### [Instructions for the task]
Copy out all of the data below with no alterations.

◆ ◆ ◆ ◆

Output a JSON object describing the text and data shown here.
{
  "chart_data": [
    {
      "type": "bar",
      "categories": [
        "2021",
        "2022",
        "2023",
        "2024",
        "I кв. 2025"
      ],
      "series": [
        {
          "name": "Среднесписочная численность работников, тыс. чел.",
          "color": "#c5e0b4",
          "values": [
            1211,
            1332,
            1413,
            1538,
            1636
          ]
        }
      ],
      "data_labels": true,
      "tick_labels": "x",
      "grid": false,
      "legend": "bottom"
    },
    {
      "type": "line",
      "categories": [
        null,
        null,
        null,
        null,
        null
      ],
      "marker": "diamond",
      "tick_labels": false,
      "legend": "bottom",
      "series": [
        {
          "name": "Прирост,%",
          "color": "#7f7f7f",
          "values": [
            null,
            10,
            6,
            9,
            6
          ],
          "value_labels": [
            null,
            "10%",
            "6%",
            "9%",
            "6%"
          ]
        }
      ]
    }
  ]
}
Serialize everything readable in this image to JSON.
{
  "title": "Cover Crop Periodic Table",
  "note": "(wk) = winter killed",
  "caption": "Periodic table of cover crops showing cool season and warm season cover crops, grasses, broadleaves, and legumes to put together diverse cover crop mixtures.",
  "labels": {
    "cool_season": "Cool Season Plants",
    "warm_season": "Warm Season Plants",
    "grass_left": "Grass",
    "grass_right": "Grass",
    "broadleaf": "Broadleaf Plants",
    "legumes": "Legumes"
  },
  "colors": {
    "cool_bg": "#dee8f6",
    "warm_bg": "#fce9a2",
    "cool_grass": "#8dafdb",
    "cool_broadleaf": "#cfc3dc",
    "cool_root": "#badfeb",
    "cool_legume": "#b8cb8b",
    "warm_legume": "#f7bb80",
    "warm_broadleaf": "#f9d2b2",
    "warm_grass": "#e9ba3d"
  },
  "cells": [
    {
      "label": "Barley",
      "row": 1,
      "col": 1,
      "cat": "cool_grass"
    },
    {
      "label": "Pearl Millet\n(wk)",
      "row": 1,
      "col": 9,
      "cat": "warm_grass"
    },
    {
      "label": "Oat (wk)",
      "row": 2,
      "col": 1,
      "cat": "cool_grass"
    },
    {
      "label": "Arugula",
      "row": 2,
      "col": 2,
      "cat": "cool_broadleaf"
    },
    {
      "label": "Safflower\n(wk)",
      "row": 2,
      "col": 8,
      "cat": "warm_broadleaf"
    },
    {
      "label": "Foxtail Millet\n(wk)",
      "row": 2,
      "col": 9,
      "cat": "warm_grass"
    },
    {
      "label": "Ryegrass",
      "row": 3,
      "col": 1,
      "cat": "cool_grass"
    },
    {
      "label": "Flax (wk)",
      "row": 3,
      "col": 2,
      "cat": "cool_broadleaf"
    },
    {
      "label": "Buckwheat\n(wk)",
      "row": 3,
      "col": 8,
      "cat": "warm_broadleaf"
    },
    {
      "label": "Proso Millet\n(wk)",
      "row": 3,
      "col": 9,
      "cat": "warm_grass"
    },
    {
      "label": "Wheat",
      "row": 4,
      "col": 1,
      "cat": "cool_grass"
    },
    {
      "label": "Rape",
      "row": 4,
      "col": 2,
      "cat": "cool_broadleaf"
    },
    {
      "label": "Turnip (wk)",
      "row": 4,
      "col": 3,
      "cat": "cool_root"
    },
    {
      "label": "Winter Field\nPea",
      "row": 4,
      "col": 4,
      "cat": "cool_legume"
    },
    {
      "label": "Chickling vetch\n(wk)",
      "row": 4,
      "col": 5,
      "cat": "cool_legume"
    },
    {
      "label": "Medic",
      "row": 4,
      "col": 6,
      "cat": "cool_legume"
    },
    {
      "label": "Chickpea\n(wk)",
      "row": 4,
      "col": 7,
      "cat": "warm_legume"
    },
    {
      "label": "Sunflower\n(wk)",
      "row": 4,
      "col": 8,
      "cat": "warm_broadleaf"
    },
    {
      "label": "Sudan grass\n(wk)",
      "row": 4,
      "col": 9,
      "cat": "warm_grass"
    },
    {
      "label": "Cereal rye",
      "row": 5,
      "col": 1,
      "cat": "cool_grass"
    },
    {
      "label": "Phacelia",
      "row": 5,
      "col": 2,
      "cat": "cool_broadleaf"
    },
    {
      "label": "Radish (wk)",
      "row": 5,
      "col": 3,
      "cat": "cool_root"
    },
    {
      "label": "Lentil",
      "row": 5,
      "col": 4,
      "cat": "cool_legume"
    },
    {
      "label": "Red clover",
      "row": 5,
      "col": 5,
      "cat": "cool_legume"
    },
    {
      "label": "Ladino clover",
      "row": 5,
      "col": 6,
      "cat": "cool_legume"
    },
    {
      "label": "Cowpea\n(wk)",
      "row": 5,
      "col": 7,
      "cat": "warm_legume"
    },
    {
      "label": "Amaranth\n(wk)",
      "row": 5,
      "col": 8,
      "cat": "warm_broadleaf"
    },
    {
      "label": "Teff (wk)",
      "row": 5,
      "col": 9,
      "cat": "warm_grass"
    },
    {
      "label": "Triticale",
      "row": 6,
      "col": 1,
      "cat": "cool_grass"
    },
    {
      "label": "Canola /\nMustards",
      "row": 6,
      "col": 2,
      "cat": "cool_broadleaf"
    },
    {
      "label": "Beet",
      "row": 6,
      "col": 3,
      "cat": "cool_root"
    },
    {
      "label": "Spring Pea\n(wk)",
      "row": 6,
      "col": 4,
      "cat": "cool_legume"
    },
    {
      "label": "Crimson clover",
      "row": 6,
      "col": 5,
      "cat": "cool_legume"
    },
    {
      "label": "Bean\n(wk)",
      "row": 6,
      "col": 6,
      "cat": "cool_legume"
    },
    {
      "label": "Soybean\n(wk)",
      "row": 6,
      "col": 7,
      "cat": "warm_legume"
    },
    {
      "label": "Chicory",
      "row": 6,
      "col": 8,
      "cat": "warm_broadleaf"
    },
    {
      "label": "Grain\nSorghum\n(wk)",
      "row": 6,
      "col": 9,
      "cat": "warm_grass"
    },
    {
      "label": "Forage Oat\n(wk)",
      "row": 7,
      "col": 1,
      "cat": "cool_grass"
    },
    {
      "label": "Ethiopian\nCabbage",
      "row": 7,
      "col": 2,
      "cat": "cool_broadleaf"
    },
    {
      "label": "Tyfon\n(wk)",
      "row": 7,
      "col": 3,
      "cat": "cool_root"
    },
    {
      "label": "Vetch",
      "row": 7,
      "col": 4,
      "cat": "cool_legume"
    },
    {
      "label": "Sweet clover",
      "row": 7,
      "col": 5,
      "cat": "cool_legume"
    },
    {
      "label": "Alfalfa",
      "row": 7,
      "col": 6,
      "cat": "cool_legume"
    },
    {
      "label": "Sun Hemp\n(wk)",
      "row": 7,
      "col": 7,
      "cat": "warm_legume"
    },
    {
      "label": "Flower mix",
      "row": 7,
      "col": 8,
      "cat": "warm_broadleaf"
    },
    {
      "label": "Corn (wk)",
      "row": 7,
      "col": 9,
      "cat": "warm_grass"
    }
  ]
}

◆ ◆ ◆ ◆

### [Right answer]
Output a JSON object describing the text and data shown here.
{
  "chart_data": [
    {
      "type": "bar",
      "categories": [
        "2021",
        "2022",
        "2023",
        "2024",
        "I кв. 2025"
      ],
      "series": [
        {
          "name": "Среднесписочная численность работников, тыс. чел.",
          "color": "#c5e0b4",
          "values": [
            1211,
            1332,
            1413,
            1538,
            1636
          ]
        }
      ],
      "data_labels": true,
      "tick_labels": "x",
      "grid": false,
      "legend": "bottom"
    },
    {
      "type": "line",
      "categories": [
        null,
        null,
        null,
        null,
        null
      ],
      "marker": "diamond",
      "tick_labels": false,
      "legend": "bottom",
      "series": [
        {
          "name": "Прирост,%",
          "color": "#7f7f7f",
          "values": [
            null,
            10,
            6,
            9,
            6
          ],
          "value_labels": [
            null,
            "10%",
            "6%",
            "9%",
            "6%"
          ]
        }
      ]
    }
  ]
}
Serialize everything readable in this image to JSON.
{
  "title": "Cover Crop Periodic Table",
  "note": "(wk) = winter killed",
  "caption": "Periodic table of cover crops showing cool season and warm season cover crops, grasses, broadleaves, and legumes to put together diverse cover crop mixtures.",
  "labels": {
    "cool_season": "Cool Season Plants",
    "warm_season": "Warm Season Plants",
    "grass_left": "Grass",
    "grass_right": "Grass",
    "broadleaf": "Broadleaf Plants",
    "legumes": "Legumes"
  },
  "colors": {
    "cool_bg": "#dee8f6",
    "warm_bg": "#fce9a2",
    "cool_grass": "#8dafdb",
    "cool_broadleaf": "#cfc3dc",
    "cool_root": "#badfeb",
    "cool_legume": "#b8cb8b",
    "warm_legume": "#f7bb80",
    "warm_broadleaf": "#f9d2b2",
    "warm_grass": "#e9ba3d"
  },
  "cells": [
    {
      "label": "Barley",
      "row": 1,
      "col": 1,
      "cat": "cool_grass"
    },
    {
      "label": "Pearl Millet\n(wk)",
      "row": 1,
      "col": 9,
      "cat": "warm_grass"
    },
    {
      "label": "Oat (wk)",
      "row": 2,
      "col": 1,
      "cat": "cool_grass"
    },
    {
      "label": "Arugula",
      "row": 2,
      "col": 2,
      "cat": "cool_broadleaf"
    },
    {
      "label": "Safflower\n(wk)",
      "row": 2,
      "col": 8,
      "cat": "warm_broadleaf"
    },
    {
      "label": "Foxtail Millet\n(wk)",
      "row": 2,
      "col": 9,
      "cat": "warm_grass"
    },
    {
      "label": "Ryegrass",
      "row": 3,
      "col": 1,
      "cat": "cool_grass"
    },
    {
      "label": "Flax (wk)",
      "row": 3,
      "col": 2,
      "cat": "cool_broadleaf"
    },
    {
      "label": "Buckwheat\n(wk)",
      "row": 3,
      "col": 8,
      "cat": "warm_broadleaf"
    },
    {
      "label": "Proso Millet\n(wk)",
      "row": 3,
      "col": 9,
      "cat": "warm_grass"
    },
    {
      "label": "Wheat",
      "row": 4,
      "col": 1,
      "cat": "cool_grass"
    },
    {
      "label": "Rape",
      "row": 4,
      "col": 2,
      "cat": "cool_broadleaf"
    },
    {
      "label": "Turnip (wk)",
      "row": 4,
      "col": 3,
      "cat": "cool_root"
    },
    {
      "label": "Winter Field\nPea",
      "row": 4,
      "col": 4,
      "cat": "cool_legume"
    },
    {
      "label": "Chickling vetch\n(wk)",
      "row": 4,
      "col": 5,
      "cat": "cool_legume"
    },
    {
      "label": "Medic",
      "row": 4,
      "col": 6,
      "cat": "cool_legume"
    },
    {
      "label": "Chickpea\n(wk)",
      "row": 4,
      "col": 7,
      "cat": "warm_legume"
    },
    {
      "label": "Sunflower\n(wk)",
      "row": 4,
      "col": 8,
      "cat": "warm_broadleaf"
    },
    {
      "label": "Sudan grass\n(wk)",
      "row": 4,
      "col": 9,
      "cat": "warm_grass"
    },
    {
      "label": "Cereal rye",
      "row": 5,
      "col": 1,
      "cat": "cool_grass"
    },
    {
      "label": "Phacelia",
      "row": 5,
      "col": 2,
      "cat": "cool_broadleaf"
    },
    {
      "label": "Radish (wk)",
      "row": 5,
      "col": 3,
      "cat": "cool_root"
    },
    {
      "label": "Lentil",
      "row": 5,
      "col": 4,
      "cat": "cool_legume"
    },
    {
      "label": "Red clover",
      "row": 5,
      "col": 5,
      "cat": "cool_legume"
    },
    {
      "label": "Ladino clover",
      "row": 5,
      "col": 6,
      "cat": "cool_legume"
    },
    {
      "label": "Cowpea\n(wk)",
      "row": 5,
      "col": 7,
      "cat": "warm_legume"
    },
    {
      "label": "Amaranth\n(wk)",
      "row": 5,
      "col": 8,
      "cat": "warm_broadleaf"
    },
    {
      "label": "Teff (wk)",
      "row": 5,
      "col": 9,
      "cat": "warm_grass"
    },
    {
      "label": "Triticale",
      "row": 6,
      "col": 1,
      "cat": "cool_grass"
    },
    {
      "label": "Canola /\nMustards",
      "row": 6,
      "col": 2,
      "cat": "cool_broadleaf"
    },
    {
      "label": "Beet",
      "row": 6,
      "col": 3,
      "cat": "cool_root"
    },
    {
      "label": "Spring Pea\n(wk)",
      "row": 6,
      "col": 4,
      "cat": "cool_legume"
    },
    {
      "label": "Crimson clover",
      "row": 6,
      "col": 5,
      "cat": "cool_legume"
    },
    {
      "label": "Bean\n(wk)",
      "row": 6,
      "col": 6,
      "cat": "cool_legume"
    },
    {
      "label": "Soybean\n(wk)",
      "row": 6,
      "col": 7,
      "cat": "warm_legume"
    },
    {
      "label": "Chicory",
      "row": 6,
      "col": 8,
      "cat": "warm_broadleaf"
    },
    {
      "label": "Grain\nSorghum\n(wk)",
      "row": 6,
      "col": 9,
      "cat": "warm_grass"
    },
    {
      "label": "Forage Oat\n(wk)",
      "row": 7,
      "col": 1,
      "cat": "cool_grass"
    },
    {
      "label": "Ethiopian\nCabbage",
      "row": 7,
      "col": 2,
      "cat": "cool_broadleaf"
    },
    {
      "label": "Tyfon\n(wk)",
      "row": 7,
      "col": 3,
      "cat": "cool_root"
    },
    {
      "label": "Vetch",
      "row": 7,
      "col": 4,
      "cat": "cool_legume"
    },
    {
      "label": "Sweet clover",
      "row": 7,
      "col": 5,
      "cat": "cool_legume"
    },
    {
      "label": "Alfalfa",
      "row": 7,
      "col": 6,
      "cat": "cool_legume"
    },
    {
      "label": "Sun Hemp\n(wk)",
      "row": 7,
      "col": 7,
      "cat": "warm_legume"
    },
    {
      "label": "Flower mix",
      "row": 7,
      "col": 8,
      "cat": "warm_broadleaf"
    },
    {
      "label": "Corn (wk)",
      "row": 7,
      "col": 9,
      "cat": "warm_grass"
    }
  ]
}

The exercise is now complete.